Problem statement - Copy the rows below, changing every "section-title" to "section-heading" and leaving the rest untouched.

Extracted information -
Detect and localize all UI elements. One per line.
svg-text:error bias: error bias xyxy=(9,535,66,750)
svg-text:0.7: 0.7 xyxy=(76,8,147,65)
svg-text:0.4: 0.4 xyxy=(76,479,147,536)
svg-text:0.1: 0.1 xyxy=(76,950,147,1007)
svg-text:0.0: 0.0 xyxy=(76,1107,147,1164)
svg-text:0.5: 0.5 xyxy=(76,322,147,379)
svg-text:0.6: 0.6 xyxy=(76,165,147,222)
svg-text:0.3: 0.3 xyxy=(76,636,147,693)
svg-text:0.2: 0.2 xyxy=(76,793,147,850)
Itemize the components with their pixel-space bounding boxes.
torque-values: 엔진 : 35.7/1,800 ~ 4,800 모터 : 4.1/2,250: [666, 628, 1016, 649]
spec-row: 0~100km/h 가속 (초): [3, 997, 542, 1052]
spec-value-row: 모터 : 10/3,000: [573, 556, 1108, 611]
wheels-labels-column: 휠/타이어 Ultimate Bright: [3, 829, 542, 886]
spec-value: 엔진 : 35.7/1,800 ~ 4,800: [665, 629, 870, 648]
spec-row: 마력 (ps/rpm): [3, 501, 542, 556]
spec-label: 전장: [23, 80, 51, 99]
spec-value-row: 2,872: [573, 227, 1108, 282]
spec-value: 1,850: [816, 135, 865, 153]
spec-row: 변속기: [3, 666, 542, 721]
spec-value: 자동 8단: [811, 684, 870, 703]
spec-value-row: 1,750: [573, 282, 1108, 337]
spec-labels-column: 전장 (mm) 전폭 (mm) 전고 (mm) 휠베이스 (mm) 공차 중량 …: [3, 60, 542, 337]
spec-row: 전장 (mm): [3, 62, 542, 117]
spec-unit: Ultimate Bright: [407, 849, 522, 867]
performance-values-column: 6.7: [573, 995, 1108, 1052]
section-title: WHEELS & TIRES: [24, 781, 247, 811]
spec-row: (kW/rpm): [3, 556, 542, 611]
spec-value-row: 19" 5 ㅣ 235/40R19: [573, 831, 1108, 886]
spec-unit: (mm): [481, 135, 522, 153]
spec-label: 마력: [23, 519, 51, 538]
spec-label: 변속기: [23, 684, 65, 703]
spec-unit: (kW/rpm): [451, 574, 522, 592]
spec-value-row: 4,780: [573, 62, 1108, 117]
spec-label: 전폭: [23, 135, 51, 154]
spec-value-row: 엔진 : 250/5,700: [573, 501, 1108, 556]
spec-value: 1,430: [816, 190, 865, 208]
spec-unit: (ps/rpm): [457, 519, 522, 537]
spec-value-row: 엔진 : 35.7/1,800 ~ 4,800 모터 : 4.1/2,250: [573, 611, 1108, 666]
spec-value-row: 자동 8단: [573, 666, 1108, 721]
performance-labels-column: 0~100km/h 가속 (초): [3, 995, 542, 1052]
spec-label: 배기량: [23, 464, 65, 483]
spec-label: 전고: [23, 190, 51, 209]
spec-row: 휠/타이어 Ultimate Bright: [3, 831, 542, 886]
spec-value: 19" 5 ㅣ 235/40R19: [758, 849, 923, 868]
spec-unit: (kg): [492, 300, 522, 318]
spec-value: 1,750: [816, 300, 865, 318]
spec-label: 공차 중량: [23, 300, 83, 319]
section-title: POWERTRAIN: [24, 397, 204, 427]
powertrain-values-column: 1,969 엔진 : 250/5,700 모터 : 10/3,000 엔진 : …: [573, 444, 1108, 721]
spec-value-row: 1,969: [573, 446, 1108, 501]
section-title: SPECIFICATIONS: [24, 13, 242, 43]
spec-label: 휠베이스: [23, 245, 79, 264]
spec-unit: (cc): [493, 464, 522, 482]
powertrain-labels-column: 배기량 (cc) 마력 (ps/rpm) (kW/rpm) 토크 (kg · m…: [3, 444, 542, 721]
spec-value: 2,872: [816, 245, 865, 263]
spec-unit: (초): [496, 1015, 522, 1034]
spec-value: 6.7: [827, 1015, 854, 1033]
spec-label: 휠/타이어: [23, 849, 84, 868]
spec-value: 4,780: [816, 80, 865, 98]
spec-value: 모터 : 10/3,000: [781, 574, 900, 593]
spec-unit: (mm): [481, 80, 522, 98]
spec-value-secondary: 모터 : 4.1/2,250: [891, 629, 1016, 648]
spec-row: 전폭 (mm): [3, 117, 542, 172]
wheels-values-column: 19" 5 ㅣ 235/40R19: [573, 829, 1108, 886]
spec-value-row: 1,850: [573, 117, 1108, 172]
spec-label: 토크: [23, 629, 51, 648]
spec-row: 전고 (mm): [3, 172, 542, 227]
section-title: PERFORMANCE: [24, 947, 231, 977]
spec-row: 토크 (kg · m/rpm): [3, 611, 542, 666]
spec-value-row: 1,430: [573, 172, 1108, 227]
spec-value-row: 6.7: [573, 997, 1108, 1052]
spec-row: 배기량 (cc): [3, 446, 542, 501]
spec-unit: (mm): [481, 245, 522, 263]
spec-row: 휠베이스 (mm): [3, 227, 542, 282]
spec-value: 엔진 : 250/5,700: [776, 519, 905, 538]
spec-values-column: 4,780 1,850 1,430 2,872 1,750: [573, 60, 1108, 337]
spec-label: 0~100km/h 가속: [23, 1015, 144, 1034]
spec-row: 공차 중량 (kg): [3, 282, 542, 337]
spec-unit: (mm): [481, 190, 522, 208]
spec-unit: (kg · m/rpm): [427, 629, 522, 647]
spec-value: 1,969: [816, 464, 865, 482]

Answer to this exercise -
Detect and localize all UI elements. One per line.
svg-text:error bias: error bias xyxy=(9,535,66,750)
svg-text:0.7: 0.7 xyxy=(76,8,147,65)
svg-text:0.4: 0.4 xyxy=(76,479,147,536)
svg-text:0.1: 0.1 xyxy=(76,950,147,1007)
svg-text:0.0: 0.0 xyxy=(76,1107,147,1164)
svg-text:0.5: 0.5 xyxy=(76,322,147,379)
svg-text:0.6: 0.6 xyxy=(76,165,147,222)
svg-text:0.3: 0.3 xyxy=(76,636,147,693)
svg-text:0.2: 0.2 xyxy=(76,793,147,850)
Itemize the components with their pixel-space bounding boxes.
torque-values: 엔진 : 35.7/1,800 ~ 4,800 모터 : 4.1/2,250: [666, 628, 1016, 649]
spec-row: 0~100km/h 가속 (초): [3, 997, 542, 1052]
spec-value-row: 모터 : 10/3,000: [573, 556, 1108, 611]
wheels-labels-column: 휠/타이어 Ultimate Bright: [3, 829, 542, 886]
spec-value: 엔진 : 35.7/1,800 ~ 4,800: [665, 629, 870, 648]
spec-row: 마력 (ps/rpm): [3, 501, 542, 556]
spec-label: 전장: [23, 80, 51, 99]
spec-value-row: 2,872: [573, 227, 1108, 282]
spec-value: 1,850: [816, 135, 865, 153]
spec-row: 변속기: [3, 666, 542, 721]
spec-value: 자동 8단: [811, 684, 870, 703]
spec-value-row: 1,750: [573, 282, 1108, 337]
spec-labels-column: 전장 (mm) 전폭 (mm) 전고 (mm) 휠베이스 (mm) 공차 중량 …: [3, 60, 542, 337]
spec-row: 전장 (mm): [3, 62, 542, 117]
spec-unit: Ultimate Bright: [407, 849, 522, 867]
performance-values-column: 6.7: [573, 995, 1108, 1052]
section-heading: WHEELS & TIRES: [24, 781, 247, 811]
spec-row: (kW/rpm): [3, 556, 542, 611]
spec-value-row: 19" 5 ㅣ 235/40R19: [573, 831, 1108, 886]
spec-unit: (mm): [481, 135, 522, 153]
spec-label: 마력: [23, 519, 51, 538]
spec-label: 변속기: [23, 684, 65, 703]
spec-unit: (kW/rpm): [451, 574, 522, 592]
spec-value-row: 4,780: [573, 62, 1108, 117]
spec-label: 전폭: [23, 135, 51, 154]
spec-value-row: 엔진 : 250/5,700: [573, 501, 1108, 556]
spec-value: 1,430: [816, 190, 865, 208]
spec-unit: (ps/rpm): [457, 519, 522, 537]
spec-value-row: 엔진 : 35.7/1,800 ~ 4,800 모터 : 4.1/2,250: [573, 611, 1108, 666]
spec-value-row: 자동 8단: [573, 666, 1108, 721]
performance-labels-column: 0~100km/h 가속 (초): [3, 995, 542, 1052]
spec-label: 배기량: [23, 464, 65, 483]
spec-label: 전고: [23, 190, 51, 209]
spec-row: 휠/타이어 Ultimate Bright: [3, 831, 542, 886]
spec-value: 19" 5 ㅣ 235/40R19: [758, 849, 923, 868]
spec-unit: (kg): [492, 300, 522, 318]
spec-value: 1,750: [816, 300, 865, 318]
spec-label: 공차 중량: [23, 300, 83, 319]
section-heading: POWERTRAIN: [24, 397, 204, 427]
powertrain-values-column: 1,969 엔진 : 250/5,700 모터 : 10/3,000 엔진 : …: [573, 444, 1108, 721]
spec-value-row: 1,969: [573, 446, 1108, 501]
section-heading: SPECIFICATIONS: [24, 13, 242, 43]
spec-label: 휠베이스: [23, 245, 79, 264]
spec-unit: (cc): [493, 464, 522, 482]
powertrain-labels-column: 배기량 (cc) 마력 (ps/rpm) (kW/rpm) 토크 (kg · m…: [3, 444, 542, 721]
spec-value: 2,872: [816, 245, 865, 263]
spec-unit: (초): [496, 1015, 522, 1034]
spec-value: 6.7: [827, 1015, 854, 1033]
spec-label: 휠/타이어: [23, 849, 84, 868]
spec-value: 4,780: [816, 80, 865, 98]
spec-value: 모터 : 10/3,000: [781, 574, 900, 593]
spec-unit: (mm): [481, 80, 522, 98]
spec-value-secondary: 모터 : 4.1/2,250: [891, 629, 1016, 648]
spec-row: 전폭 (mm): [3, 117, 542, 172]
wheels-values-column: 19" 5 ㅣ 235/40R19: [573, 829, 1108, 886]
spec-value-row: 1,850: [573, 117, 1108, 172]
spec-label: 토크: [23, 629, 51, 648]
spec-row: 전고 (mm): [3, 172, 542, 227]
section-heading: PERFORMANCE: [24, 947, 231, 977]
spec-row: 토크 (kg · m/rpm): [3, 611, 542, 666]
spec-value-row: 1,430: [573, 172, 1108, 227]
spec-value-row: 6.7: [573, 997, 1108, 1052]
spec-row: 배기량 (cc): [3, 446, 542, 501]
spec-unit: (mm): [481, 245, 522, 263]
spec-row: 휠베이스 (mm): [3, 227, 542, 282]
spec-value: 엔진 : 250/5,700: [776, 519, 905, 538]
spec-values-column: 4,780 1,850 1,430 2,872 1,750: [573, 60, 1108, 337]
spec-label: 0~100km/h 가속: [23, 1015, 144, 1034]
spec-row: 공차 중량 (kg): [3, 282, 542, 337]
spec-unit: (mm): [481, 190, 522, 208]
spec-unit: (kg · m/rpm): [427, 629, 522, 647]
spec-value: 1,969: [816, 464, 865, 482]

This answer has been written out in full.